[Goal of the exercise]
The data below is to be returned in full and exactly.

[Task inputs]
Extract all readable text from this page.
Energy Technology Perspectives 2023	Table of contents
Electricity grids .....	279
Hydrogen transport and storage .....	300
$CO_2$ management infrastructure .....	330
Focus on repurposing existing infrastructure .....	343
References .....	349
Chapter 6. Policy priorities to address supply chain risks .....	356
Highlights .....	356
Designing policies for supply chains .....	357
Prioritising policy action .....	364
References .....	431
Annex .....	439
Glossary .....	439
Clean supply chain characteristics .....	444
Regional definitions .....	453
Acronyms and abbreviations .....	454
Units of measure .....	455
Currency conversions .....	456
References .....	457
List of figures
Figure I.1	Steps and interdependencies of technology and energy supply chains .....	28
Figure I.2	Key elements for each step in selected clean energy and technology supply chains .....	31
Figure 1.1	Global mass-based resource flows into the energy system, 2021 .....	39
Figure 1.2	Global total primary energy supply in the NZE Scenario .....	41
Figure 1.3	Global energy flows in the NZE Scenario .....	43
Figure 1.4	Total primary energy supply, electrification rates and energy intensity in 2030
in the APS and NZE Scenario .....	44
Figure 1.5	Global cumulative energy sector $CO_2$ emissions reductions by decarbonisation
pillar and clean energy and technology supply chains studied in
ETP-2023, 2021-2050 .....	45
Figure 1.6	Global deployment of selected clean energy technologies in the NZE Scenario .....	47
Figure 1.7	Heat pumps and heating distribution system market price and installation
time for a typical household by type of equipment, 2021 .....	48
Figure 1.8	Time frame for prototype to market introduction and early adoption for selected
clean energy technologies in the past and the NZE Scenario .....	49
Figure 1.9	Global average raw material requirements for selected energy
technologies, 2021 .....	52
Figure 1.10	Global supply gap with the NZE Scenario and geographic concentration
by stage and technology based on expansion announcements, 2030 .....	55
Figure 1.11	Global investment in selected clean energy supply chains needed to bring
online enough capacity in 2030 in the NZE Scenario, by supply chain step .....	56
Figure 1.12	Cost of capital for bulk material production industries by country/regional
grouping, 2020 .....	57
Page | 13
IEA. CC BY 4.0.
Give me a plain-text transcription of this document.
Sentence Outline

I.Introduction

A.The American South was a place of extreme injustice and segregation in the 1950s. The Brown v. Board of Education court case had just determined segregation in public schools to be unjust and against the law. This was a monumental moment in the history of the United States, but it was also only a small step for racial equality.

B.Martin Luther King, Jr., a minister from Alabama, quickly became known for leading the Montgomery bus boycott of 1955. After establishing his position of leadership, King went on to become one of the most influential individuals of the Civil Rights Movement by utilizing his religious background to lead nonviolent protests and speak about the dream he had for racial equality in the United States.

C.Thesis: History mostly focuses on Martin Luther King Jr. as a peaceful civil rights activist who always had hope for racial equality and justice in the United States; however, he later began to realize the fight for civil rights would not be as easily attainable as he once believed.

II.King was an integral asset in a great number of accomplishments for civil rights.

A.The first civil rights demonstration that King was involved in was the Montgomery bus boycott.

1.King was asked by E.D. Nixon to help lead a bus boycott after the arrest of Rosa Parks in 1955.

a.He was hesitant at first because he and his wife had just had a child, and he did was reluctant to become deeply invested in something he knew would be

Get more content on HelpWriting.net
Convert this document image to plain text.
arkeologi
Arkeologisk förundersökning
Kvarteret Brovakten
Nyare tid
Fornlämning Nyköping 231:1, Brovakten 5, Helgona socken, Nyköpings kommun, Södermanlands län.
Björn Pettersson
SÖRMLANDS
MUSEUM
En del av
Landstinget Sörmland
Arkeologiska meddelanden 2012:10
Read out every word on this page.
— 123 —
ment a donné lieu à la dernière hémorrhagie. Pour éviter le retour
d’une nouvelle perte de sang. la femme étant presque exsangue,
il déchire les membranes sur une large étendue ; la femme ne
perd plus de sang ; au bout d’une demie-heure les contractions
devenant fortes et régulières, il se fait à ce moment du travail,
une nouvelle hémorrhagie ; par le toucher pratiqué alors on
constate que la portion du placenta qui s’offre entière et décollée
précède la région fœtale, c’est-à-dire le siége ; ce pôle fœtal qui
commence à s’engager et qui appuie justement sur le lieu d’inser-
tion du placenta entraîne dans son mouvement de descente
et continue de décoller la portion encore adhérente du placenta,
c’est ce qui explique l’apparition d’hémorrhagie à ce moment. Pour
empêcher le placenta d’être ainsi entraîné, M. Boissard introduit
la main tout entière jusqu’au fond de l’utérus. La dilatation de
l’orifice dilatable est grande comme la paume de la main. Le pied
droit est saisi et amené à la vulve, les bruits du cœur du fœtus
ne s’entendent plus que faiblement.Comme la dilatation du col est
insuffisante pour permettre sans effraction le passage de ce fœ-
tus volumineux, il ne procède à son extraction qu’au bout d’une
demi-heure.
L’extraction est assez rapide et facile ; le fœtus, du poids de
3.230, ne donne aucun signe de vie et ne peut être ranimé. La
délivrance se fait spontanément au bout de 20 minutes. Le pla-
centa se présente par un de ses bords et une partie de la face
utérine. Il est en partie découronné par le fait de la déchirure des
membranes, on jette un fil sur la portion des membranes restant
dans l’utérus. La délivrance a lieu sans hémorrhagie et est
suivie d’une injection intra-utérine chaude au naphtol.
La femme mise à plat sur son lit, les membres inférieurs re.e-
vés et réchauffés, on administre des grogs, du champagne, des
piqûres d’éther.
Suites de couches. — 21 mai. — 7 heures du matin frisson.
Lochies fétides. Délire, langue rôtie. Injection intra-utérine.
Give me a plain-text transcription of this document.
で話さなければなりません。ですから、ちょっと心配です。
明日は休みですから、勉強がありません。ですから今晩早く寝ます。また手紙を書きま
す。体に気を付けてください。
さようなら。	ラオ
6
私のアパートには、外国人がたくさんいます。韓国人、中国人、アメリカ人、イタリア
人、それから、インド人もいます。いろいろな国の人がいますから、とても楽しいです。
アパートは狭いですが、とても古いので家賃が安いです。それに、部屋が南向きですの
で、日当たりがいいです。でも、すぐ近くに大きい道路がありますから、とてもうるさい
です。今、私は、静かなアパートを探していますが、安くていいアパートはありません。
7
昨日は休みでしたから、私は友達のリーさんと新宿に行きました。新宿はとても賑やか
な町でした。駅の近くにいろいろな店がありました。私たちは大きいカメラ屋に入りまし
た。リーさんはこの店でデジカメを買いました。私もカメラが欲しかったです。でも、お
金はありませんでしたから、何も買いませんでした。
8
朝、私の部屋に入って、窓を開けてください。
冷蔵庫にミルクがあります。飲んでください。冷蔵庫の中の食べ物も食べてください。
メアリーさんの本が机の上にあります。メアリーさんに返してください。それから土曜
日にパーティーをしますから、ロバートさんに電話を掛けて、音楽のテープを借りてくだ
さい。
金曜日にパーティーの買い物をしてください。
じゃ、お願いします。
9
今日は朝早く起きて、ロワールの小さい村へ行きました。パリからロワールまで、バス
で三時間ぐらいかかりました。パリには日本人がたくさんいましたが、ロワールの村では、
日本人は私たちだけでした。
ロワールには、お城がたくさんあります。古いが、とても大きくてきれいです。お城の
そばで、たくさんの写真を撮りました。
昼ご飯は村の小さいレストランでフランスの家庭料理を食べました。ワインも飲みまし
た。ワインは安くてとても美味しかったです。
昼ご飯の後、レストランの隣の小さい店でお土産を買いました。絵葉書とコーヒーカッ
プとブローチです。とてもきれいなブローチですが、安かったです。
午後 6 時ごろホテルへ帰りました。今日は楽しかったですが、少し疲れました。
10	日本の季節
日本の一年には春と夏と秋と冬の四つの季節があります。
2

[The completed task]
Extract all readable text from this page.
Energy Technology Perspectives 2023	Table of contents
Electricity grids .....	279
Hydrogen transport and storage .....	300
$CO_2$ management infrastructure .....	330
Focus on repurposing existing infrastructure .....	343
References .....	349
Chapter 6. Policy priorities to address supply chain risks .....	356
Highlights .....	356
Designing policies for supply chains .....	357
Prioritising policy action .....	364
References .....	431
Annex .....	439
Glossary .....	439
Clean supply chain characteristics .....	444
Regional definitions .....	453
Acronyms and abbreviations .....	454
Units of measure .....	455
Currency conversions .....	456
References .....	457
List of figures
Figure I.1	Steps and interdependencies of technology and energy supply chains .....	28
Figure I.2	Key elements for each step in selected clean energy and technology supply chains .....	31
Figure 1.1	Global mass-based resource flows into the energy system, 2021 .....	39
Figure 1.2	Global total primary energy supply in the NZE Scenario .....	41
Figure 1.3	Global energy flows in the NZE Scenario .....	43
Figure 1.4	Total primary energy supply, electrification rates and energy intensity in 2030
in the APS and NZE Scenario .....	44
Figure 1.5	Global cumulative energy sector $CO_2$ emissions reductions by decarbonisation
pillar and clean energy and technology supply chains studied in
ETP-2023, 2021-2050 .....	45
Figure 1.6	Global deployment of selected clean energy technologies in the NZE Scenario .....	47
Figure 1.7	Heat pumps and heating distribution system market price and installation
time for a typical household by type of equipment, 2021 .....	48
Figure 1.8	Time frame for prototype to market introduction and early adoption for selected
clean energy technologies in the past and the NZE Scenario .....	49
Figure 1.9	Global average raw material requirements for selected energy
technologies, 2021 .....	52
Figure 1.10	Global supply gap with the NZE Scenario and geographic concentration
by stage and technology based on expansion announcements, 2030 .....	55
Figure 1.11	Global investment in selected clean energy supply chains needed to bring
online enough capacity in 2030 in the NZE Scenario, by supply chain step .....	56
Figure 1.12	Cost of capital for bulk material production industries by country/regional
grouping, 2020 .....	57
Page | 13
IEA. CC BY 4.0.
Give me a plain-text transcription of this document.
Sentence Outline

I.Introduction

A.The American South was a place of extreme injustice and segregation in the 1950s. The Brown v. Board of Education court case had just determined segregation in public schools to be unjust and against the law. This was a monumental moment in the history of the United States, but it was also only a small step for racial equality.

B.Martin Luther King, Jr., a minister from Alabama, quickly became known for leading the Montgomery bus boycott of 1955. After establishing his position of leadership, King went on to become one of the most influential individuals of the Civil Rights Movement by utilizing his religious background to lead nonviolent protests and speak about the dream he had for racial equality in the United States.

C.Thesis: History mostly focuses on Martin Luther King Jr. as a peaceful civil rights activist who always had hope for racial equality and justice in the United States; however, he later began to realize the fight for civil rights would not be as easily attainable as he once believed.

II.King was an integral asset in a great number of accomplishments for civil rights.

A.The first civil rights demonstration that King was involved in was the Montgomery bus boycott.

1.King was asked by E.D. Nixon to help lead a bus boycott after the arrest of Rosa Parks in 1955.

a.He was hesitant at first because he and his wife had just had a child, and he did was reluctant to become deeply invested in something he knew would be

Get more content on HelpWriting.net
Convert this document image to plain text.
arkeologi
Arkeologisk förundersökning
Kvarteret Brovakten
Nyare tid
Fornlämning Nyköping 231:1, Brovakten 5, Helgona socken, Nyköpings kommun, Södermanlands län.
Björn Pettersson
SÖRMLANDS
MUSEUM
En del av
Landstinget Sörmland
Arkeologiska meddelanden 2012:10
Read out every word on this page.
— 123 —
ment a donné lieu à la dernière hémorrhagie. Pour éviter le retour
d’une nouvelle perte de sang. la femme étant presque exsangue,
il déchire les membranes sur une large étendue ; la femme ne
perd plus de sang ; au bout d’une demie-heure les contractions
devenant fortes et régulières, il se fait à ce moment du travail,
une nouvelle hémorrhagie ; par le toucher pratiqué alors on
constate que la portion du placenta qui s’offre entière et décollée
précède la région fœtale, c’est-à-dire le siége ; ce pôle fœtal qui
commence à s’engager et qui appuie justement sur le lieu d’inser-
tion du placenta entraîne dans son mouvement de descente
et continue de décoller la portion encore adhérente du placenta,
c’est ce qui explique l’apparition d’hémorrhagie à ce moment. Pour
empêcher le placenta d’être ainsi entraîné, M. Boissard introduit
la main tout entière jusqu’au fond de l’utérus. La dilatation de
l’orifice dilatable est grande comme la paume de la main. Le pied
droit est saisi et amené à la vulve, les bruits du cœur du fœtus
ne s’entendent plus que faiblement.Comme la dilatation du col est
insuffisante pour permettre sans effraction le passage de ce fœ-
tus volumineux, il ne procède à son extraction qu’au bout d’une
demi-heure.
L’extraction est assez rapide et facile ; le fœtus, du poids de
3.230, ne donne aucun signe de vie et ne peut être ranimé. La
délivrance se fait spontanément au bout de 20 minutes. Le pla-
centa se présente par un de ses bords et une partie de la face
utérine. Il est en partie découronné par le fait de la déchirure des
membranes, on jette un fil sur la portion des membranes restant
dans l’utérus. La délivrance a lieu sans hémorrhagie et est
suivie d’une injection intra-utérine chaude au naphtol.
La femme mise à plat sur son lit, les membres inférieurs re.e-
vés et réchauffés, on administre des grogs, du champagne, des
piqûres d’éther.
Suites de couches. — 21 mai. — 7 heures du matin frisson.
Lochies fétides. Délire, langue rôtie. Injection intra-utérine.
Give me a plain-text transcription of this document.
で話さなければなりません。ですから、ちょっと心配です。
明日は休みですから、勉強がありません。ですから今晩早く寝ます。また手紙を書きま
す。体に気を付けてください。
さようなら。	ラオ
6
私のアパートには、外国人がたくさんいます。韓国人、中国人、アメリカ人、イタリア
人、それから、インド人もいます。いろいろな国の人がいますから、とても楽しいです。
アパートは狭いですが、とても古いので家賃が安いです。それに、部屋が南向きですの
で、日当たりがいいです。でも、すぐ近くに大きい道路がありますから、とてもうるさい
です。今、私は、静かなアパートを探していますが、安くていいアパートはありません。
7
昨日は休みでしたから、私は友達のリーさんと新宿に行きました。新宿はとても賑やか
な町でした。駅の近くにいろいろな店がありました。私たちは大きいカメラ屋に入りまし
た。リーさんはこの店でデジカメを買いました。私もカメラが欲しかったです。でも、お
金はありませんでしたから、何も買いませんでした。
8
朝、私の部屋に入って、窓を開けてください。
冷蔵庫にミルクがあります。飲んでください。冷蔵庫の中の食べ物も食べてください。
メアリーさんの本が机の上にあります。メアリーさんに返してください。それから土曜
日にパーティーをしますから、ロバートさんに電話を掛けて、音楽のテープを借りてくだ
さい。
金曜日にパーティーの買い物をしてください。
じゃ、お願いします。
9
今日は朝早く起きて、ロワールの小さい村へ行きました。パリからロワールまで、バス
で三時間ぐらいかかりました。パリには日本人がたくさんいましたが、ロワールの村では、
日本人は私たちだけでした。
ロワールには、お城がたくさんあります。古いが、とても大きくてきれいです。お城の
そばで、たくさんの写真を撮りました。
昼ご飯は村の小さいレストランでフランスの家庭料理を食べました。ワインも飲みまし
た。ワインは安くてとても美味しかったです。
昼ご飯の後、レストランの隣の小さい店でお土産を買いました。絵葉書とコーヒーカッ
プとブローチです。とてもきれいなブローチですが、安かったです。
午後 6 時ごろホテルへ帰りました。今日は楽しかったですが、少し疲れました。
10	日本の季節
日本の一年には春と夏と秋と冬の四つの季節があります。
2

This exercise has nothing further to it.